### ROWS
[BEGIN]
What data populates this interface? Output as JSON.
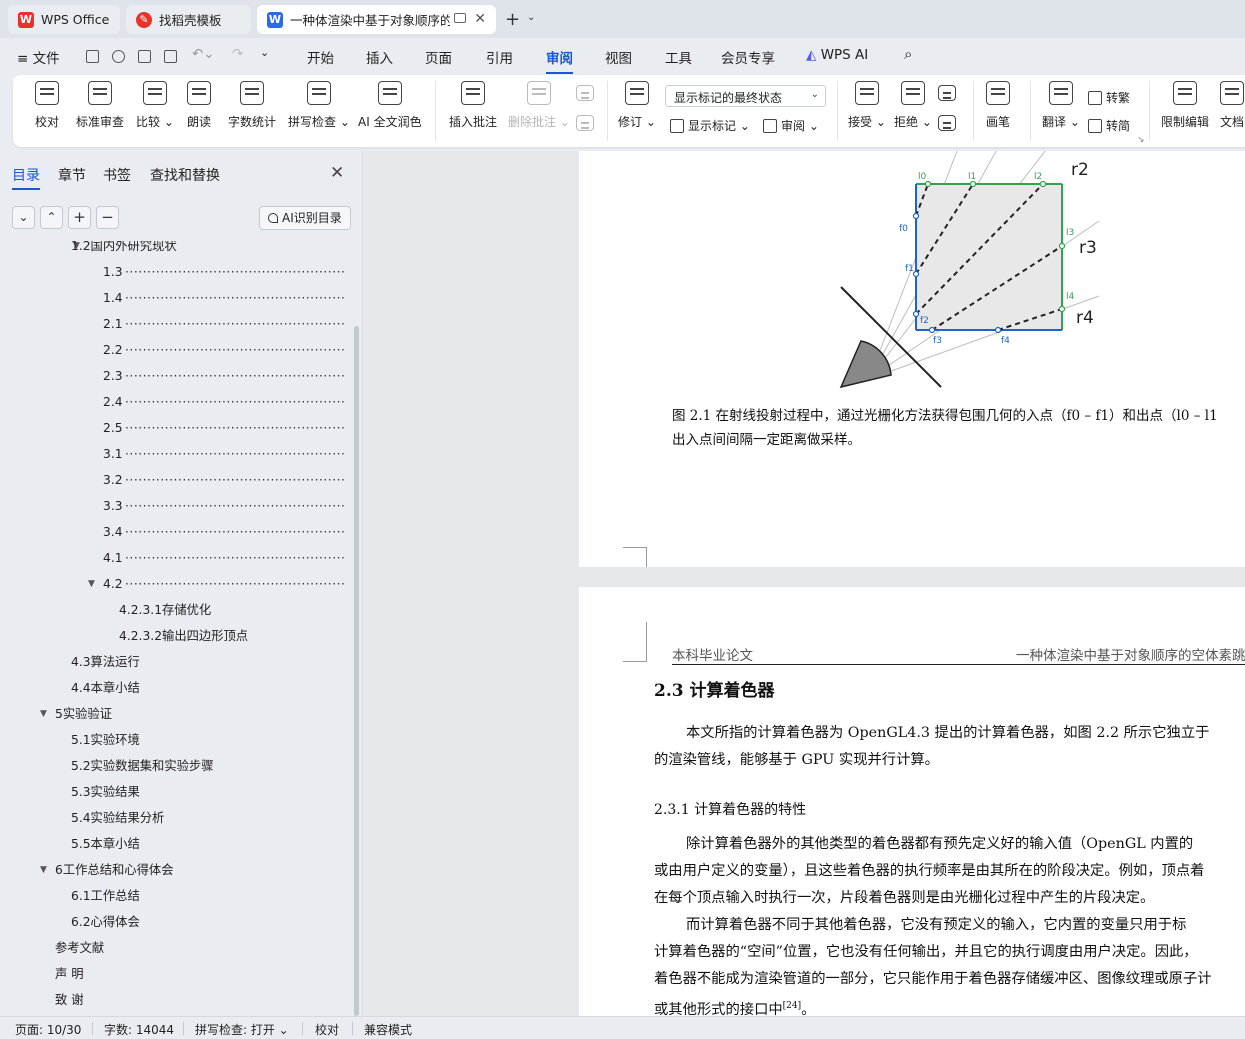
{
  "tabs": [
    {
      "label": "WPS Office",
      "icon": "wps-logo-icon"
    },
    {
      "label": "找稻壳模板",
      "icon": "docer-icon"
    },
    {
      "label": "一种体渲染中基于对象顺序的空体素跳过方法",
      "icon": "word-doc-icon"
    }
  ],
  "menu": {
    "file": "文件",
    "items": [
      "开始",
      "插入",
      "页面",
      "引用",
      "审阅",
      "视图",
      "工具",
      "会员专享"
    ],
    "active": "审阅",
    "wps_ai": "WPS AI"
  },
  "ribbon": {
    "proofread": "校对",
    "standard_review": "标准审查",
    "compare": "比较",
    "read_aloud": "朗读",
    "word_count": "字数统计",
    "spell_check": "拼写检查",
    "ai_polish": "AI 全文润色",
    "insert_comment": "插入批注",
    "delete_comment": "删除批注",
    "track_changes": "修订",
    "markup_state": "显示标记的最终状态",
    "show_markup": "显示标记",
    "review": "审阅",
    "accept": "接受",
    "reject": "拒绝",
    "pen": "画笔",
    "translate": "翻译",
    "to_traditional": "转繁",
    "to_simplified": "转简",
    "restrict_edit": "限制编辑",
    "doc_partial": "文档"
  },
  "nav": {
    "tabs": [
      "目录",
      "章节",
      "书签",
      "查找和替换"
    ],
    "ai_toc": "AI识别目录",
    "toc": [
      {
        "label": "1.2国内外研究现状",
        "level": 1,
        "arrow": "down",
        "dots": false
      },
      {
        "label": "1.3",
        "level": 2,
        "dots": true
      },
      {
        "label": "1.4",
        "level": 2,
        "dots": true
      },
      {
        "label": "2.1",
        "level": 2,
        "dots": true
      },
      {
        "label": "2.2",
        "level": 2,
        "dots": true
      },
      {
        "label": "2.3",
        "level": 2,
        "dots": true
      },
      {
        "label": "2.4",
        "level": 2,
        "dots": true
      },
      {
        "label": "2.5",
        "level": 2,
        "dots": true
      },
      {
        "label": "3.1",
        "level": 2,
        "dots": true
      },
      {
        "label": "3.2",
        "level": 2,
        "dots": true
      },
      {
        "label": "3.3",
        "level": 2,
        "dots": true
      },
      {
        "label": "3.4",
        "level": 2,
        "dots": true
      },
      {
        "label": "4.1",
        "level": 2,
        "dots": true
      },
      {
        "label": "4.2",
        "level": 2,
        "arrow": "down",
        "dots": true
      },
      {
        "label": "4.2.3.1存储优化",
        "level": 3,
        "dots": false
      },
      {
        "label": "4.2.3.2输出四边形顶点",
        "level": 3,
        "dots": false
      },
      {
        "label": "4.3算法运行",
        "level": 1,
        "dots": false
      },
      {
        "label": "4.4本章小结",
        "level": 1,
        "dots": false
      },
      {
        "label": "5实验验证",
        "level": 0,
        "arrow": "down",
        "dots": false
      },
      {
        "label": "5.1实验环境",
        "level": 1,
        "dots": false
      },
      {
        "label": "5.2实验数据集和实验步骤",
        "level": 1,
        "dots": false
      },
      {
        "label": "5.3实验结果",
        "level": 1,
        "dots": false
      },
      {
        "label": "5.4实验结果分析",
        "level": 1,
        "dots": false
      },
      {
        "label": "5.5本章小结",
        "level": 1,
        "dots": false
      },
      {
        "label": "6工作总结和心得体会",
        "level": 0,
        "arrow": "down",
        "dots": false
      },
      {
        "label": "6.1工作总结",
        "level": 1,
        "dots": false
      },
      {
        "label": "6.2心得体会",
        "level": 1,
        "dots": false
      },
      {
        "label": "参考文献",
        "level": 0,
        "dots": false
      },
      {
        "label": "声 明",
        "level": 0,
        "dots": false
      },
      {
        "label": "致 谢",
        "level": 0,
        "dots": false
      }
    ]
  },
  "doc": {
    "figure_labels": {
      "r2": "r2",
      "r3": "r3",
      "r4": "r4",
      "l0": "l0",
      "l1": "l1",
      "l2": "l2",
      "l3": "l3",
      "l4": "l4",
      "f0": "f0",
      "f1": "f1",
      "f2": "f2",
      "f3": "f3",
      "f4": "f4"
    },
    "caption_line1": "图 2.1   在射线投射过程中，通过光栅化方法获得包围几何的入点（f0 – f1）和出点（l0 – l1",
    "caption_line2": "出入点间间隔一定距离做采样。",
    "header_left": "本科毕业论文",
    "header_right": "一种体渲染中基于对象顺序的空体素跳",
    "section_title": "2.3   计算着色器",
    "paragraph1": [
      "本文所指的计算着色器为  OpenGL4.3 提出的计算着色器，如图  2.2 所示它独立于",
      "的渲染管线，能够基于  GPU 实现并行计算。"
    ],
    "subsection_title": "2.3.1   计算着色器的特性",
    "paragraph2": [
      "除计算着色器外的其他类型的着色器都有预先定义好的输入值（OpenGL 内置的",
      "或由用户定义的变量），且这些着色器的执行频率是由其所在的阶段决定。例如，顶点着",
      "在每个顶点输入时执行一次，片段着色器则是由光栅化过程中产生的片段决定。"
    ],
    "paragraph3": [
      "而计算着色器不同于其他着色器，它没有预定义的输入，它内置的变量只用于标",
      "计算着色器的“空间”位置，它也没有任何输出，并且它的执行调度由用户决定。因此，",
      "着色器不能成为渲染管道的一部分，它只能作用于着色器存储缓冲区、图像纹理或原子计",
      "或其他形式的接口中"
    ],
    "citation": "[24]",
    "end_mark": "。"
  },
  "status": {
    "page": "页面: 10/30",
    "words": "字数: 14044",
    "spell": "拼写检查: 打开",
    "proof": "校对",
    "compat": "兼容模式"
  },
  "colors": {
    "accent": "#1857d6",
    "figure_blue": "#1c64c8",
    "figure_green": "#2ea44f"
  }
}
[END]
### STATED GOAL
Each entry above is to be written out again unchanged, apart from the pictures, which are left out.

### REPLY TO THE TASK
What data populates this interface? Output as JSON.
{
  "tabs": [
    {
      "label": "WPS Office",
      "icon": "wps-logo-icon"
    },
    {
      "label": "找稻壳模板",
      "icon": "docer-icon"
    },
    {
      "label": "一种体渲染中基于对象顺序的空体素跳过方法",
      "icon": "word-doc-icon"
    }
  ],
  "menu": {
    "file": "文件",
    "items": [
      "开始",
      "插入",
      "页面",
      "引用",
      "审阅",
      "视图",
      "工具",
      "会员专享"
    ],
    "active": "审阅",
    "wps_ai": "WPS AI"
  },
  "ribbon": {
    "proofread": "校对",
    "standard_review": "标准审查",
    "compare": "比较",
    "read_aloud": "朗读",
    "word_count": "字数统计",
    "spell_check": "拼写检查",
    "ai_polish": "AI 全文润色",
    "insert_comment": "插入批注",
    "delete_comment": "删除批注",
    "track_changes": "修订",
    "markup_state": "显示标记的最终状态",
    "show_markup": "显示标记",
    "review": "审阅",
    "accept": "接受",
    "reject": "拒绝",
    "pen": "画笔",
    "translate": "翻译",
    "to_traditional": "转繁",
    "to_simplified": "转简",
    "restrict_edit": "限制编辑",
    "doc_partial": "文档"
  },
  "nav": {
    "tabs": [
      "目录",
      "章节",
      "书签",
      "查找和替换"
    ],
    "ai_toc": "AI识别目录",
    "toc": [
      {
        "label": "1.2国内外研究现状",
        "level": 1,
        "arrow": "down",
        "dots": false
      },
      {
        "label": "1.3",
        "level": 2,
        "dots": true
      },
      {
        "label": "1.4",
        "level": 2,
        "dots": true
      },
      {
        "label": "2.1",
        "level": 2,
        "dots": true
      },
      {
        "label": "2.2",
        "level": 2,
        "dots": true
      },
      {
        "label": "2.3",
        "level": 2,
        "dots": true
      },
      {
        "label": "2.4",
        "level": 2,
        "dots": true
      },
      {
        "label": "2.5",
        "level": 2,
        "dots": true
      },
      {
        "label": "3.1",
        "level": 2,
        "dots": true
      },
      {
        "label": "3.2",
        "level": 2,
        "dots": true
      },
      {
        "label": "3.3",
        "level": 2,
        "dots": true
      },
      {
        "label": "3.4",
        "level": 2,
        "dots": true
      },
      {
        "label": "4.1",
        "level": 2,
        "dots": true
      },
      {
        "label": "4.2",
        "level": 2,
        "arrow": "down",
        "dots": true
      },
      {
        "label": "4.2.3.1存储优化",
        "level": 3,
        "dots": false
      },
      {
        "label": "4.2.3.2输出四边形顶点",
        "level": 3,
        "dots": false
      },
      {
        "label": "4.3算法运行",
        "level": 1,
        "dots": false
      },
      {
        "label": "4.4本章小结",
        "level": 1,
        "dots": false
      },
      {
        "label": "5实验验证",
        "level": 0,
        "arrow": "down",
        "dots": false
      },
      {
        "label": "5.1实验环境",
        "level": 1,
        "dots": false
      },
      {
        "label": "5.2实验数据集和实验步骤",
        "level": 1,
        "dots": false
      },
      {
        "label": "5.3实验结果",
        "level": 1,
        "dots": false
      },
      {
        "label": "5.4实验结果分析",
        "level": 1,
        "dots": false
      },
      {
        "label": "5.5本章小结",
        "level": 1,
        "dots": false
      },
      {
        "label": "6工作总结和心得体会",
        "level": 0,
        "arrow": "down",
        "dots": false
      },
      {
        "label": "6.1工作总结",
        "level": 1,
        "dots": false
      },
      {
        "label": "6.2心得体会",
        "level": 1,
        "dots": false
      },
      {
        "label": "参考文献",
        "level": 0,
        "dots": false
      },
      {
        "label": "声 明",
        "level": 0,
        "dots": false
      },
      {
        "label": "致 谢",
        "level": 0,
        "dots": false
      }
    ]
  },
  "doc": {
    "figure_labels": {
      "r2": "r2",
      "r3": "r3",
      "r4": "r4",
      "l0": "l0",
      "l1": "l1",
      "l2": "l2",
      "l3": "l3",
      "l4": "l4",
      "f0": "f0",
      "f1": "f1",
      "f2": "f2",
      "f3": "f3",
      "f4": "f4"
    },
    "caption_line1": "图 2.1   在射线投射过程中，通过光栅化方法获得包围几何的入点（f0 – f1）和出点（l0 – l1",
    "caption_line2": "出入点间间隔一定距离做采样。",
    "header_left": "本科毕业论文",
    "header_right": "一种体渲染中基于对象顺序的空体素跳",
    "section_title": "2.3   计算着色器",
    "paragraph1": [
      "本文所指的计算着色器为  OpenGL4.3 提出的计算着色器，如图  2.2 所示它独立于",
      "的渲染管线，能够基于  GPU 实现并行计算。"
    ],
    "subsection_title": "2.3.1   计算着色器的特性",
    "paragraph2": [
      "除计算着色器外的其他类型的着色器都有预先定义好的输入值（OpenGL 内置的",
      "或由用户定义的变量），且这些着色器的执行频率是由其所在的阶段决定。例如，顶点着",
      "在每个顶点输入时执行一次，片段着色器则是由光栅化过程中产生的片段决定。"
    ],
    "paragraph3": [
      "而计算着色器不同于其他着色器，它没有预定义的输入，它内置的变量只用于标",
      "计算着色器的“空间”位置，它也没有任何输出，并且它的执行调度由用户决定。因此，",
      "着色器不能成为渲染管道的一部分，它只能作用于着色器存储缓冲区、图像纹理或原子计",
      "或其他形式的接口中"
    ],
    "citation": "[24]",
    "end_mark": "。"
  },
  "status": {
    "page": "页面: 10/30",
    "words": "字数: 14044",
    "spell": "拼写检查: 打开",
    "proof": "校对",
    "compat": "兼容模式"
  },
  "colors": {
    "accent": "#1857d6",
    "figure_blue": "#1c64c8",
    "figure_green": "#2ea44f"
  }
}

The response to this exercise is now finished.